* **Compito assegnato 1**: Puoi riportare senza alcuna modifica le righe dei record che vanno dalla riga con "star-icon: ★ [607,1311,622,1327]" alla riga con "menu-button[interactable]: MENU [24,18,52,48]", entrambe comprese?

* **Estratto**:
- - - -
Con il decreto Venerabilis Abbatia Sublacensis della Congregazione per i vescovi, il territorio è stato limitato ai soli monasteri di Santa Scolastica e di San Benedetto (o Sacro Speco) e alle proprietà benedettine sul monte Taleo e nell'altura di Collelungo.
All'interno del monastero di Santa Scolastica si trova la cattedrale omonima, che è anche l'unica parrocchia dell'abbazia territoriale.
Fondamentale per la conoscenza della storia del monastero e delle varie esenzioni e privilegi di cui fu dotata è il Regesto sublacense. Dopo la distruzione ad opera dei Saraceni, il monastero dei santi Benedetto e Scolastica (oggi Santa Scolastica) fu ricostruito e ottenne da papa Leone VII le prime proprietà e soprattutto, il 29 maggio 939, l'esenzione dalla giurisdizione episcopale.[2] Un'ulteriore concessione fu data dall'imperatore Ottone I l'11 gennaio 967, in base alla quale l'abbazia sublacense ottenne l'immunitas su una serie di terre e castelli di sua proprietà, diventando così uno stato autonomo nel contesto del Sacro romano impero; l'autonomia temporale perdurò fino al 1753.[3]
«Un altro documento importante del Regesto è il privilegio di Giovanni XVIII (1004-1009) del 21 luglio 1005, con cui venivano confermati i possedimenti e i diritti dell'abbazia ed erano sottratti ai poteri d'ordine del vescovo diocesano non solo il monastero, ma anche le chiese rurali. Quindi si può parlare di abbazia nullius[4] solo per il monastero e le chiese incorporate a esso. Il privilegio venne confermato anche da Leone IX (1049-1054) nel 1051.»[5]
L'XI e il XII secolo è l'età d'oro del monastero di Subiaco, governato da «figure di abati di grande rilievo»[5], tra cui Pietro II (992-1003), venerato come santo, Umberto (1051-1060), che costruì la prima cappella del "Sacro Speco", e Giovanni VII (1068-1120), che il Chronicon sublacense chiama gloriosissimus abbas.
- - - -
* **Record di lavoro**:
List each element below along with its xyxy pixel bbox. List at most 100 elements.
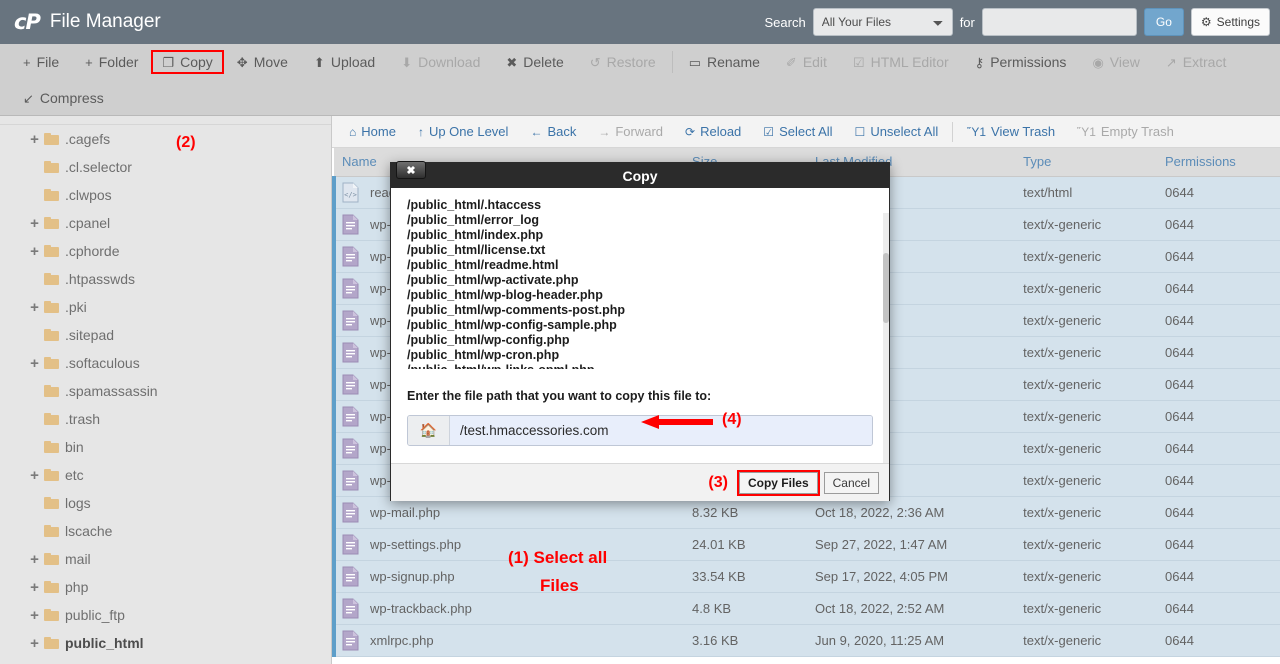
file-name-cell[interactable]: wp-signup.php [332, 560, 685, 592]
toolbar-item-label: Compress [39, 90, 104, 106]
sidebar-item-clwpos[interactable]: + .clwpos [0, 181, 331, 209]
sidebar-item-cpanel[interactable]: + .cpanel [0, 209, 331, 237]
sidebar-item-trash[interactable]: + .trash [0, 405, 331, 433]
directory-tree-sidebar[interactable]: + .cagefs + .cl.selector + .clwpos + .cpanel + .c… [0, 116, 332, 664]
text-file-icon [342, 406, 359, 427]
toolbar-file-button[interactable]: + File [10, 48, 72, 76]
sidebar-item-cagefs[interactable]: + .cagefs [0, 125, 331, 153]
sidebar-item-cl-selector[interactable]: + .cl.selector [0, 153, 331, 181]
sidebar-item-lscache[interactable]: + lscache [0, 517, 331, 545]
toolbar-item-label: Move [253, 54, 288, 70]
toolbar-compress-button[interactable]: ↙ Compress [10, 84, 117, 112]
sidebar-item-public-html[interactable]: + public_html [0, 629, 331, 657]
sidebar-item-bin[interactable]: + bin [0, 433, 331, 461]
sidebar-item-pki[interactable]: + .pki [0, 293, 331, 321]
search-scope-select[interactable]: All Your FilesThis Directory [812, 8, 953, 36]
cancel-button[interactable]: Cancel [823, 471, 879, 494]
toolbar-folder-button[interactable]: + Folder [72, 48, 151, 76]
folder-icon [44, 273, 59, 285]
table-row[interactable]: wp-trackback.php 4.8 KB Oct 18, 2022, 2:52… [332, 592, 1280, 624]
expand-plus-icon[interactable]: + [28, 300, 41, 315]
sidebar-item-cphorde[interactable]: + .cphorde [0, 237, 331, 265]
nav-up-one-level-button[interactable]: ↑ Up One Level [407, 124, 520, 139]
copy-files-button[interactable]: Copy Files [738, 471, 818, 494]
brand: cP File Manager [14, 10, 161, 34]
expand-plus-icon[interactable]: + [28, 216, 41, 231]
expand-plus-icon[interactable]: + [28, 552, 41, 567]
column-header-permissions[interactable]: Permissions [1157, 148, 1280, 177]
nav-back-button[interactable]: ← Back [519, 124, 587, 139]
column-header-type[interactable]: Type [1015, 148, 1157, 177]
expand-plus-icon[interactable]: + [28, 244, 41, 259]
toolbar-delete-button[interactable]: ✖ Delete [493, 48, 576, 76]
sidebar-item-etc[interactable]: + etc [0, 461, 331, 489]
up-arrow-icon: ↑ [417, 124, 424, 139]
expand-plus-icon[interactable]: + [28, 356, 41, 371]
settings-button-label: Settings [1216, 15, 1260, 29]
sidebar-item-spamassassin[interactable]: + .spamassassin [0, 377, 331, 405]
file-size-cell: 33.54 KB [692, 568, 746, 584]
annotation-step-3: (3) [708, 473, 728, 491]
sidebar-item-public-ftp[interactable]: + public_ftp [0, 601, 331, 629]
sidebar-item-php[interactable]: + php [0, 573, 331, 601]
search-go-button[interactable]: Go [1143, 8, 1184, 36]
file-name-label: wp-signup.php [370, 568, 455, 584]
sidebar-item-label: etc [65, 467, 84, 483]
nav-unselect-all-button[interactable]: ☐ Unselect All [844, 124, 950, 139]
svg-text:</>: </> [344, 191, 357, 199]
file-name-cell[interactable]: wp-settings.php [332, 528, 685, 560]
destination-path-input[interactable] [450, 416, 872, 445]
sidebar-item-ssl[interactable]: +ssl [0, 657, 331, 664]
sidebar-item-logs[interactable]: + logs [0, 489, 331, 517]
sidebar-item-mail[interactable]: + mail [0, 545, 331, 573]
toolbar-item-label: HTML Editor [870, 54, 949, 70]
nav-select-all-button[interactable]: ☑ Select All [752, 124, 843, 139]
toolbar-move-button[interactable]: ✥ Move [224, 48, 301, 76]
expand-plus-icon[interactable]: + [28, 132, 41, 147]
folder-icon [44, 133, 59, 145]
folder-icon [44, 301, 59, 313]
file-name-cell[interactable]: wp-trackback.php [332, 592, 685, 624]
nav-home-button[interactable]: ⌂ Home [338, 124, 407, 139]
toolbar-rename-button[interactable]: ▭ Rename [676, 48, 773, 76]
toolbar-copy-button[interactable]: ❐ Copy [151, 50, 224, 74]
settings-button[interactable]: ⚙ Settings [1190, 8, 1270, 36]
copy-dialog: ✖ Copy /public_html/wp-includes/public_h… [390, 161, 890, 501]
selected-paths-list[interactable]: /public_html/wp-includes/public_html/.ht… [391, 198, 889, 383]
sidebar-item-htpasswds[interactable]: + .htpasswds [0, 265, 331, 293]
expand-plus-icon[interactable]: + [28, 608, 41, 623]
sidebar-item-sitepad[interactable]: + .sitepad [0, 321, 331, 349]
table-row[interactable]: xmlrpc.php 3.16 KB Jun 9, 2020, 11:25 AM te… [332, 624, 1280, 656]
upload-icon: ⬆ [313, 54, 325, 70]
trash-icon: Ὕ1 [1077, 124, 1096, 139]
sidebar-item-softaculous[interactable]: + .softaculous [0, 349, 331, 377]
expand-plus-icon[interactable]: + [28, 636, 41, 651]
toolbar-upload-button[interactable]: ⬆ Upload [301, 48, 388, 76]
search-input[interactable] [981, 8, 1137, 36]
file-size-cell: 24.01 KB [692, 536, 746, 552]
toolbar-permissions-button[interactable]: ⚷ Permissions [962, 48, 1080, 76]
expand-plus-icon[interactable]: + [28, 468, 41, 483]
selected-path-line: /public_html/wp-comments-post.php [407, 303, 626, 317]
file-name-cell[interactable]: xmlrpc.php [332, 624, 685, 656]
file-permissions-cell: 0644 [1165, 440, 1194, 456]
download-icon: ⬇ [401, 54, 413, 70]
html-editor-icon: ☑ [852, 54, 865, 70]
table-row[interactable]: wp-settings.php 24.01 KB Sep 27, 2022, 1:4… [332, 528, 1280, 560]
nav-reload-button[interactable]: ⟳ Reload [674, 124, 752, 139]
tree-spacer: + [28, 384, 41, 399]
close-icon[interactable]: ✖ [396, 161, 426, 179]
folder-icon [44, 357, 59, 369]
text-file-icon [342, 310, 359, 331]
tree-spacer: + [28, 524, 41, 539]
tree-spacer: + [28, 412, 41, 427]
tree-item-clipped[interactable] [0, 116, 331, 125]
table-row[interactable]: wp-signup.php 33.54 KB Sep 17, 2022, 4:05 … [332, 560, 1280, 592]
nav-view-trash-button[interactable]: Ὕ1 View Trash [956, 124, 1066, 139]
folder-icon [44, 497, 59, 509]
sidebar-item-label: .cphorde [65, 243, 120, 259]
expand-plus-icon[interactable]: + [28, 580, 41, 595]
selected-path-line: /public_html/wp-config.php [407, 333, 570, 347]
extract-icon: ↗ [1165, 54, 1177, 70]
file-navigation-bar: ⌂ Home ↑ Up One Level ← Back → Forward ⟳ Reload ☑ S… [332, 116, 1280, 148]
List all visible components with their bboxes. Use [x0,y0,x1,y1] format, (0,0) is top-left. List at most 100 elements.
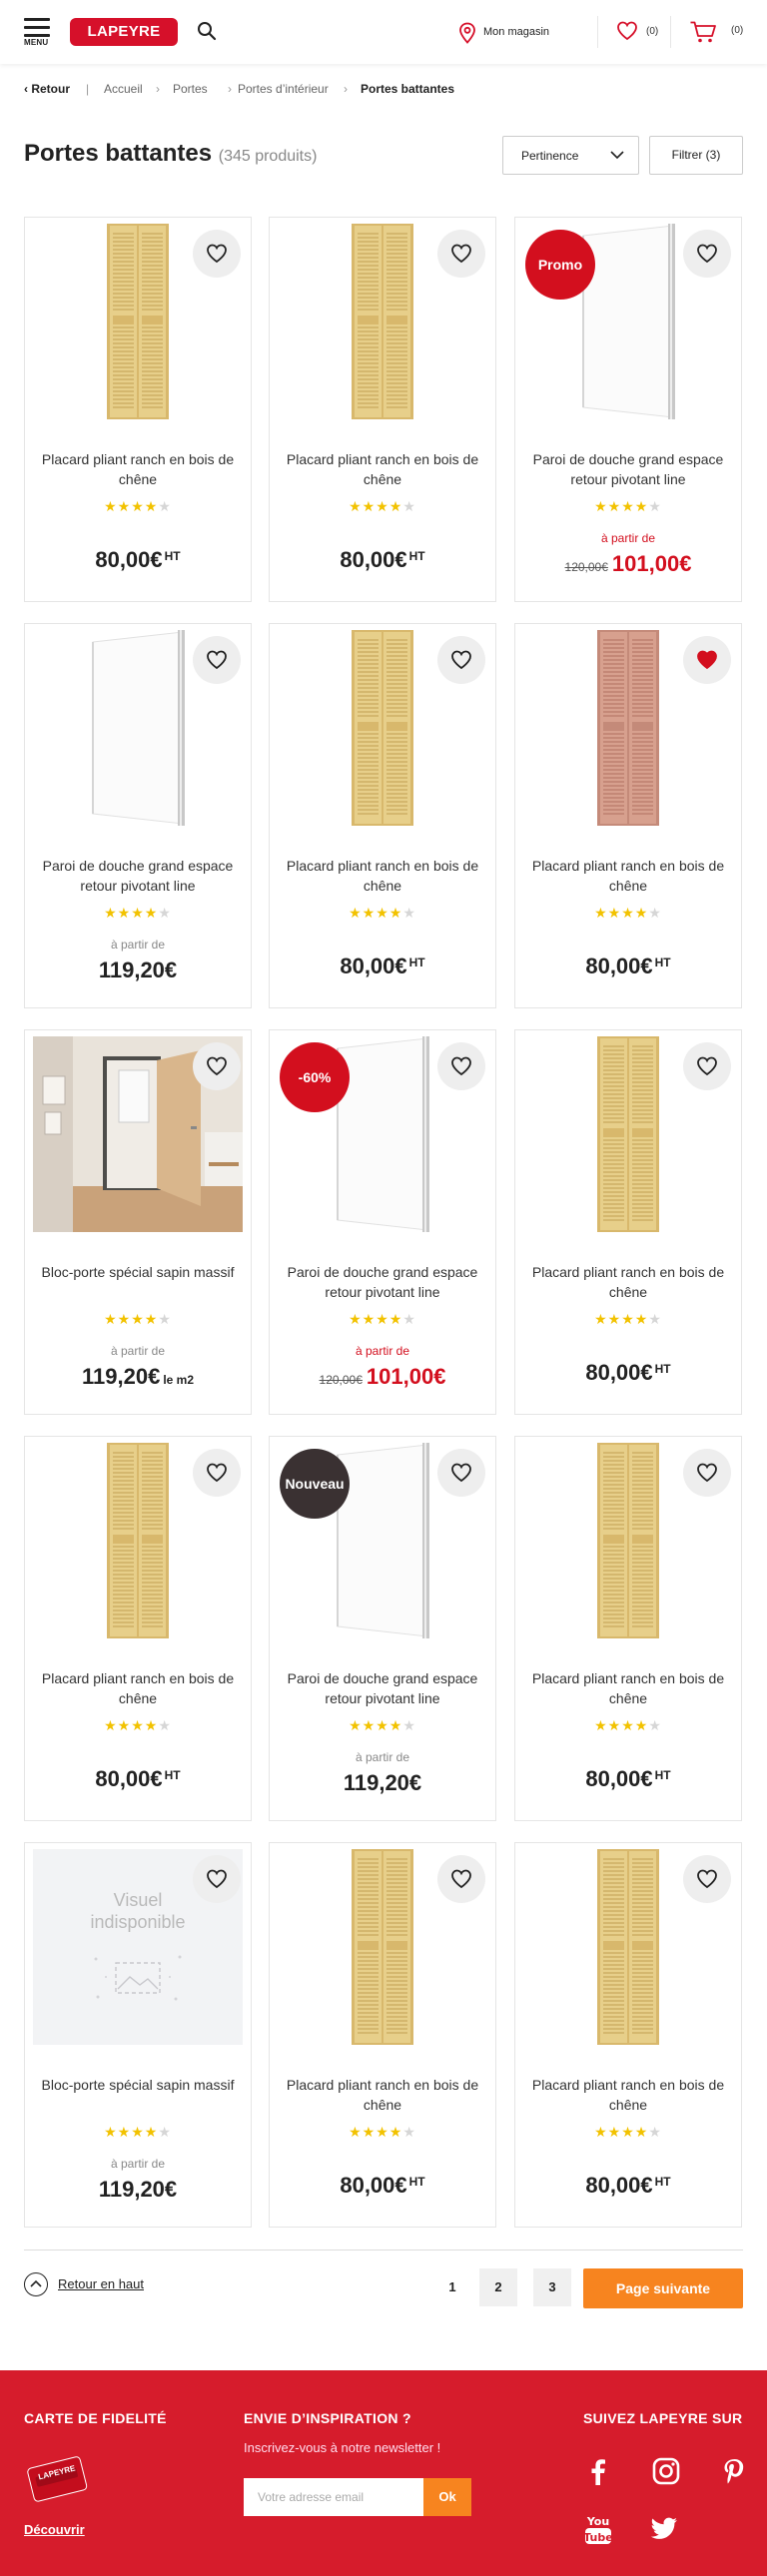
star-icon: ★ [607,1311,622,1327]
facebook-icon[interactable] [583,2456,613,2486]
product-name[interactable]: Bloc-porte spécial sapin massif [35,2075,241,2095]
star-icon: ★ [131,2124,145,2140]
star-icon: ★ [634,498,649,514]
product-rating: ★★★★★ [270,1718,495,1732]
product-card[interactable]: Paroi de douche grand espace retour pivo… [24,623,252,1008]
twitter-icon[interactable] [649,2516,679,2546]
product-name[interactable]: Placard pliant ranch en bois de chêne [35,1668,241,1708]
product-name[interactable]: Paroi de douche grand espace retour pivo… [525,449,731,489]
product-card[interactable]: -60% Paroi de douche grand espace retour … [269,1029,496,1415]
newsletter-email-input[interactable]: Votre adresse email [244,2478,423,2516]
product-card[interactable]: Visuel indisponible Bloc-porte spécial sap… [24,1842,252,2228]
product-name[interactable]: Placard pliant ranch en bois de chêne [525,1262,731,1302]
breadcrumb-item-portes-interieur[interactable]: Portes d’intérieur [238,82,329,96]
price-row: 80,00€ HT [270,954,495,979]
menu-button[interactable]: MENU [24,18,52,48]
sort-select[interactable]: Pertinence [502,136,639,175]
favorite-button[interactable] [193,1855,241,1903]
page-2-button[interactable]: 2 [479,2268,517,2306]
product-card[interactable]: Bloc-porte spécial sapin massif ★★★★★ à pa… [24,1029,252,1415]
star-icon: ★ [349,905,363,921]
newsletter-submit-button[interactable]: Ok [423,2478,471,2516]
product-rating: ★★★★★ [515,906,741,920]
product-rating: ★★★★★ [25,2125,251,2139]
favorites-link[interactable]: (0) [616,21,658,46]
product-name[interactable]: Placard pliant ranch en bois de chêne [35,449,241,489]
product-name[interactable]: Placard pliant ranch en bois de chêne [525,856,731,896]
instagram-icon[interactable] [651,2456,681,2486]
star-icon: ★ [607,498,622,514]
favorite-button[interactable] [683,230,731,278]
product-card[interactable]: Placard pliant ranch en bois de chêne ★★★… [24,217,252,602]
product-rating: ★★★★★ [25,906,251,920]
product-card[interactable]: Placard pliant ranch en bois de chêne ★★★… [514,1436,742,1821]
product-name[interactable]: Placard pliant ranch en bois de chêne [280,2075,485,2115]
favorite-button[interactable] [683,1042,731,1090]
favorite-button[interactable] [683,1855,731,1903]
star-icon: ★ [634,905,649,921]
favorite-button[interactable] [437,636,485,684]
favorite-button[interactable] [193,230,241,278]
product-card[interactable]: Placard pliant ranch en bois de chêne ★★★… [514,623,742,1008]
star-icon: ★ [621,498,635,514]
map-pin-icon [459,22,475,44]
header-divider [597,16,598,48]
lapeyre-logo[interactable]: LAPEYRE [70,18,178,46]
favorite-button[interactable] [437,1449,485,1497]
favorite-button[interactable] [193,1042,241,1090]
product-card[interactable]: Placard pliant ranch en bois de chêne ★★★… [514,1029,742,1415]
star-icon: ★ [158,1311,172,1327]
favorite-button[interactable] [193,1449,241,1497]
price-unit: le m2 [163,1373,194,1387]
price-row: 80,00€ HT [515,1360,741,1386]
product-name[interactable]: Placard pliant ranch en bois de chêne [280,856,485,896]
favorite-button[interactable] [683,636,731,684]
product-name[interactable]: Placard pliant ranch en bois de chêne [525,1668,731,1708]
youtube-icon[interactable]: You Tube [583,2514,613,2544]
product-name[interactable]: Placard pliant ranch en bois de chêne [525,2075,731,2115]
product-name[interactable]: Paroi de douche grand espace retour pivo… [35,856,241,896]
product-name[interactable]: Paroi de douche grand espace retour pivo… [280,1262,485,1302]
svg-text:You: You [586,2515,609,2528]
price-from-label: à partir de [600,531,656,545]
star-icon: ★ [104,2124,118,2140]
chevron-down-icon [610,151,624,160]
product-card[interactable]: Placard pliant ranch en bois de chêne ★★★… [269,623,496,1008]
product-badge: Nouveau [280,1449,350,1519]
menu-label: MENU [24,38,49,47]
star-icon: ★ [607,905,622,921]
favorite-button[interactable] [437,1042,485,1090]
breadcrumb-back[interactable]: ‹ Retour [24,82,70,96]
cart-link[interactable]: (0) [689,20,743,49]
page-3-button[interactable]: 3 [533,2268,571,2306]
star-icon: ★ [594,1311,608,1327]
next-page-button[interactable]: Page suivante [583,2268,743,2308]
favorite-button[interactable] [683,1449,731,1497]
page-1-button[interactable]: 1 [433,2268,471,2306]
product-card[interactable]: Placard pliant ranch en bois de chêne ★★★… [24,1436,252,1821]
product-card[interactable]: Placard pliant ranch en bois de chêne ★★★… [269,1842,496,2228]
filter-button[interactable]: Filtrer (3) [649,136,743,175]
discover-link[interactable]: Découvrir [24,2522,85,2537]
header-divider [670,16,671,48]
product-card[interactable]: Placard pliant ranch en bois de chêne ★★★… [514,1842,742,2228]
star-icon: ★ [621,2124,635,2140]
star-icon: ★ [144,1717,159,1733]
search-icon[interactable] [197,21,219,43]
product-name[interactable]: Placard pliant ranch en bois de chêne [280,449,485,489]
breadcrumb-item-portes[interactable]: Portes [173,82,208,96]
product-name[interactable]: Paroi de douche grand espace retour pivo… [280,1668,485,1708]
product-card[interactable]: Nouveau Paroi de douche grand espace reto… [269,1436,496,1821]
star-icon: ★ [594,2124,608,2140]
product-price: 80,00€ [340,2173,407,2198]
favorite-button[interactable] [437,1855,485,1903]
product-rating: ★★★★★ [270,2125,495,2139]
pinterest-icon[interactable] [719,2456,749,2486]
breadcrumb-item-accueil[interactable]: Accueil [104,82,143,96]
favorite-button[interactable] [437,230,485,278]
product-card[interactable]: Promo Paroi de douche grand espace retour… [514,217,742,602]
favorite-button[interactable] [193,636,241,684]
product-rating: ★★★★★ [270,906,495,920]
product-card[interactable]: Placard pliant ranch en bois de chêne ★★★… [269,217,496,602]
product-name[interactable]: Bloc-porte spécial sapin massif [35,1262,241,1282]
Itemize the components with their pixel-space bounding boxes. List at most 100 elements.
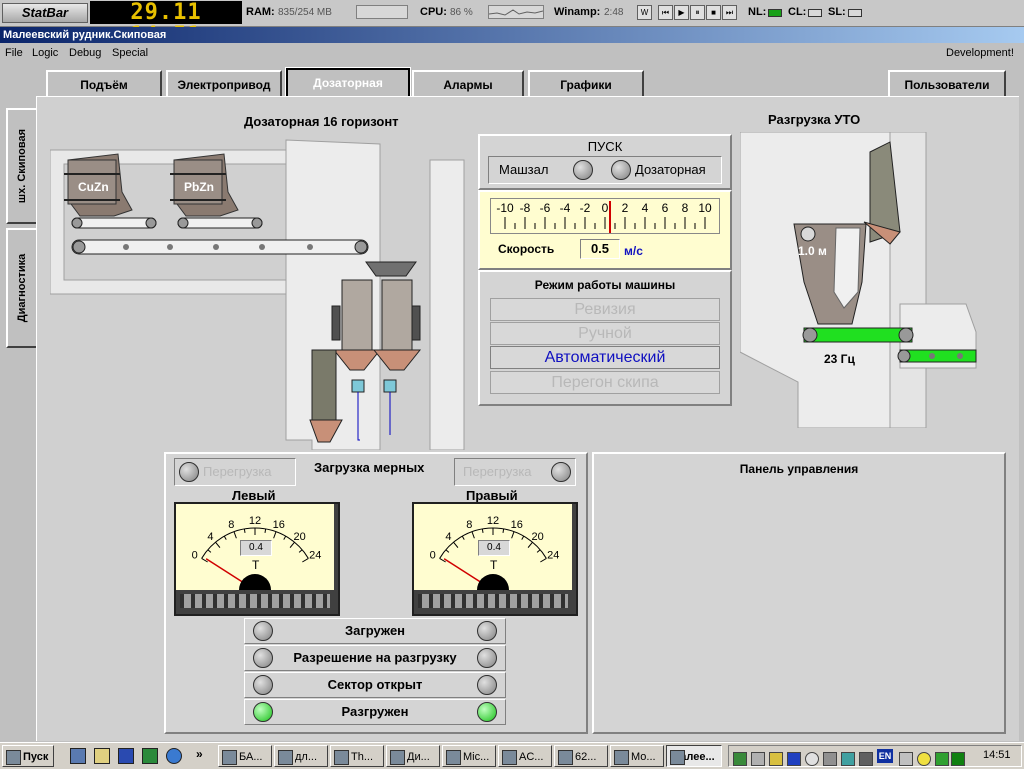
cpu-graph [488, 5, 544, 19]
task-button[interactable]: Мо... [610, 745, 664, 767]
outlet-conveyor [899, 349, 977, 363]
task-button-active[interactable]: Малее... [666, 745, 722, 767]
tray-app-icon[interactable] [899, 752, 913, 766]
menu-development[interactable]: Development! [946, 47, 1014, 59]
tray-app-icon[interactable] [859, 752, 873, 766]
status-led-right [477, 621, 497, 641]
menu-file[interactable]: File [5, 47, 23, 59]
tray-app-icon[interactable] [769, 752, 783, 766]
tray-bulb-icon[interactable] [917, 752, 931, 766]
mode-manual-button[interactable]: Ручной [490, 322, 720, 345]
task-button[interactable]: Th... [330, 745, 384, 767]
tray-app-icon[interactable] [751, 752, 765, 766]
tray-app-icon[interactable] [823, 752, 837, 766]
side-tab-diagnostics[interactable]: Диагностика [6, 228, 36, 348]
- - - -
* **Compito assegnato 2**: Riscrivi il passo dell'estratto sull'abbazia di Subiaco da "Con il decreto" a "nell'altura di Collelungo.", mettendo "cenobi" al posto di "monasteri".

* **Risposta scritta 1**:
star-icon: ★ [607,1311,622,1327]
facebook-icon[interactable] [583,2456,613,2486]
product-name[interactable]: Bloc-porte spécial sapin massif [35,2075,241,2095]
star-icon: ★ [131,2124,145,2140]
star-icon: ★ [634,498,649,514]
product-rating: ★★★★★ [270,1718,495,1732]
product-card[interactable]: Paroi de douche grand espace retour pivo… [24,623,252,1008]
twitter-icon[interactable] [649,2516,679,2546]
product-name[interactable]: Placard pliant ranch en bois de chêne [35,1668,241,1708]
product-name[interactable]: Paroi de douche grand espace retour pivo… [525,449,731,489]
product-card[interactable]: -60% Paroi de douche grand espace retour … [269,1029,496,1415]
newsletter-email-input[interactable]: Votre adresse email [244,2478,423,2516]
product-card[interactable]: Visuel indisponible Bloc-porte spécial sap… [24,1842,252,2228]
product-name[interactable]: Placard pliant ranch en bois de chêne [525,1262,731,1302]
breadcrumb-item-portes-interieur[interactable]: Portes d’intérieur [238,82,329,96]
price-row: 80,00€ HT [270,954,495,979]
menu-button[interactable]: MENU [24,18,52,48]

* **Risposta scritta 2**:
Con il decreto Venerabilis Abbatia Sublacensis della Congregazione per i vescovi, il territorio è stato limitato ai soli cenobi di Santa Scolastica e di San Benedetto (o Sacro Speco) e alle proprietà benedettine sul monte Taleo e nell'altura di Collelungo.